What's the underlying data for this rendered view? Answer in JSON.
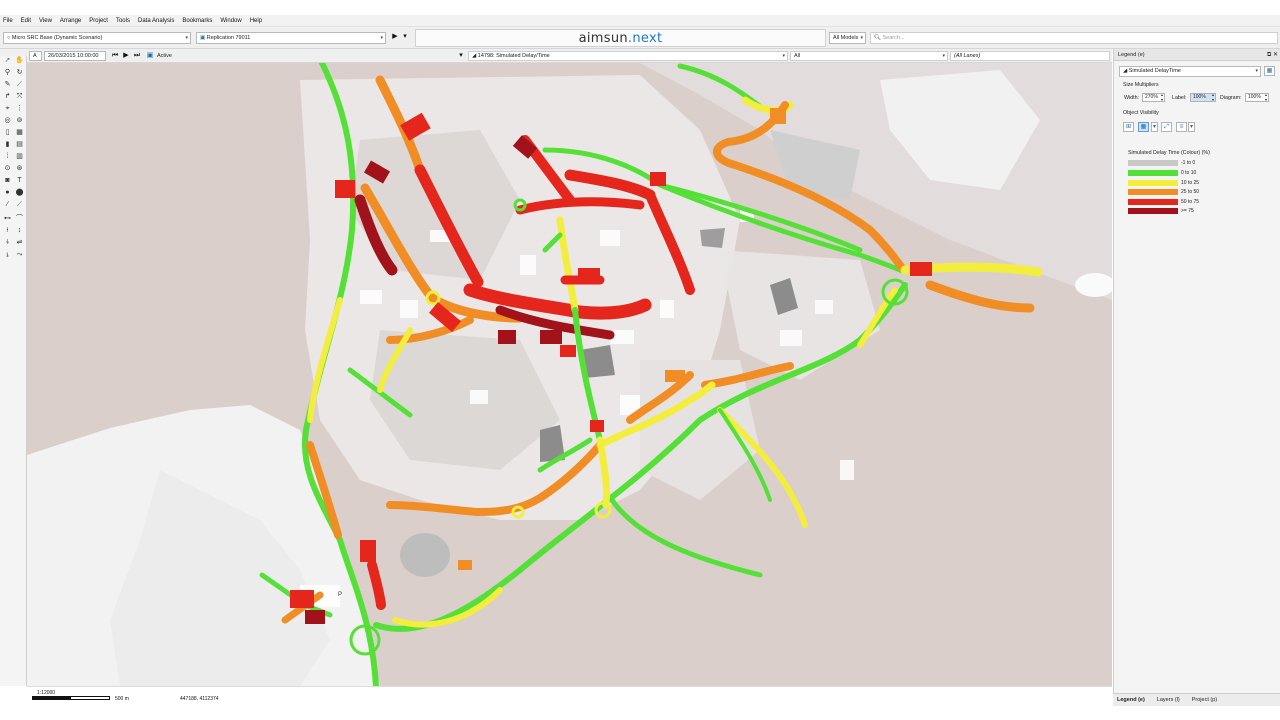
{
  "menu": [
    "File",
    "Edit",
    "View",
    "Arrange",
    "Project",
    "Tools",
    "Data Analysis",
    "Bookmarks",
    "Window",
    "Help"
  ],
  "toolbar": {
    "scenario": "Micro SRC Base (Dynamic Scenario)",
    "replication": "Replication 79011",
    "brand_main": "aimsun",
    "brand_dot": ".next",
    "models": "All Models",
    "search_placeholder": "Search..."
  },
  "sim_bar": {
    "mode": "A",
    "datetime": "26/03/2015 10:00:00",
    "status": "Active",
    "view_mode": "14798: Simulated Delay/Time",
    "filter": "All",
    "lanes": "(All Lanes)"
  },
  "legend_panel": {
    "header": "Legend (e)",
    "mode": "Simulated DelayTime",
    "size_multipliers_label": "Size Multipliers",
    "width_label": "Width:",
    "width_value": "270%",
    "label_label": "Label:",
    "label_value": "100%",
    "diagram_label": "Diagram:",
    "diagram_value": "100%",
    "object_visibility_label": "Object Visibility",
    "legend_title": "Simulated Delay Time (Colour) (%)",
    "entries": [
      {
        "label": "-1 to 0",
        "color": "#c8c8c8"
      },
      {
        "label": "0 to 10",
        "color": "#55e037"
      },
      {
        "label": "10 to 25",
        "color": "#f3ee3e"
      },
      {
        "label": "25 to 50",
        "color": "#f08d24"
      },
      {
        "label": "50 to 75",
        "color": "#e4261c"
      },
      {
        "label": ">= 75",
        "color": "#a2121a"
      }
    ]
  },
  "bottom_tabs": [
    "Legend (e)",
    "Layers (l)",
    "Project (p)"
  ],
  "status": {
    "scale": "1:12000",
    "distance": "500 m",
    "coordinates": "447188, 4112374"
  },
  "map_labels": {
    "parking": "P"
  }
}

▸ WRITTEN REQUEST: Skipping the pictures, transcribe each line above exactly as it appears.

▸ ANSWER BELOW:
What's the underlying data for this rendered view? Answer in JSON.
{
  "menu": [
    "File",
    "Edit",
    "View",
    "Arrange",
    "Project",
    "Tools",
    "Data Analysis",
    "Bookmarks",
    "Window",
    "Help"
  ],
  "toolbar": {
    "scenario": "Micro SRC Base (Dynamic Scenario)",
    "replication": "Replication 79011",
    "brand_main": "aimsun",
    "brand_dot": ".next",
    "models": "All Models",
    "search_placeholder": "Search..."
  },
  "sim_bar": {
    "mode": "A",
    "datetime": "26/03/2015 10:00:00",
    "status": "Active",
    "view_mode": "14798: Simulated Delay/Time",
    "filter": "All",
    "lanes": "(All Lanes)"
  },
  "legend_panel": {
    "header": "Legend (e)",
    "mode": "Simulated DelayTime",
    "size_multipliers_label": "Size Multipliers",
    "width_label": "Width:",
    "width_value": "270%",
    "label_label": "Label:",
    "label_value": "100%",
    "diagram_label": "Diagram:",
    "diagram_value": "100%",
    "object_visibility_label": "Object Visibility",
    "legend_title": "Simulated Delay Time (Colour) (%)",
    "entries": [
      {
        "label": "-1 to 0",
        "color": "#c8c8c8"
      },
      {
        "label": "0 to 10",
        "color": "#55e037"
      },
      {
        "label": "10 to 25",
        "color": "#f3ee3e"
      },
      {
        "label": "25 to 50",
        "color": "#f08d24"
      },
      {
        "label": "50 to 75",
        "color": "#e4261c"
      },
      {
        "label": ">= 75",
        "color": "#a2121a"
      }
    ]
  },
  "bottom_tabs": [
    "Legend (e)",
    "Layers (l)",
    "Project (p)"
  ],
  "status": {
    "scale": "1:12000",
    "distance": "500 m",
    "coordinates": "447188, 4112374"
  },
  "map_labels": {
    "parking": "P"
  }
}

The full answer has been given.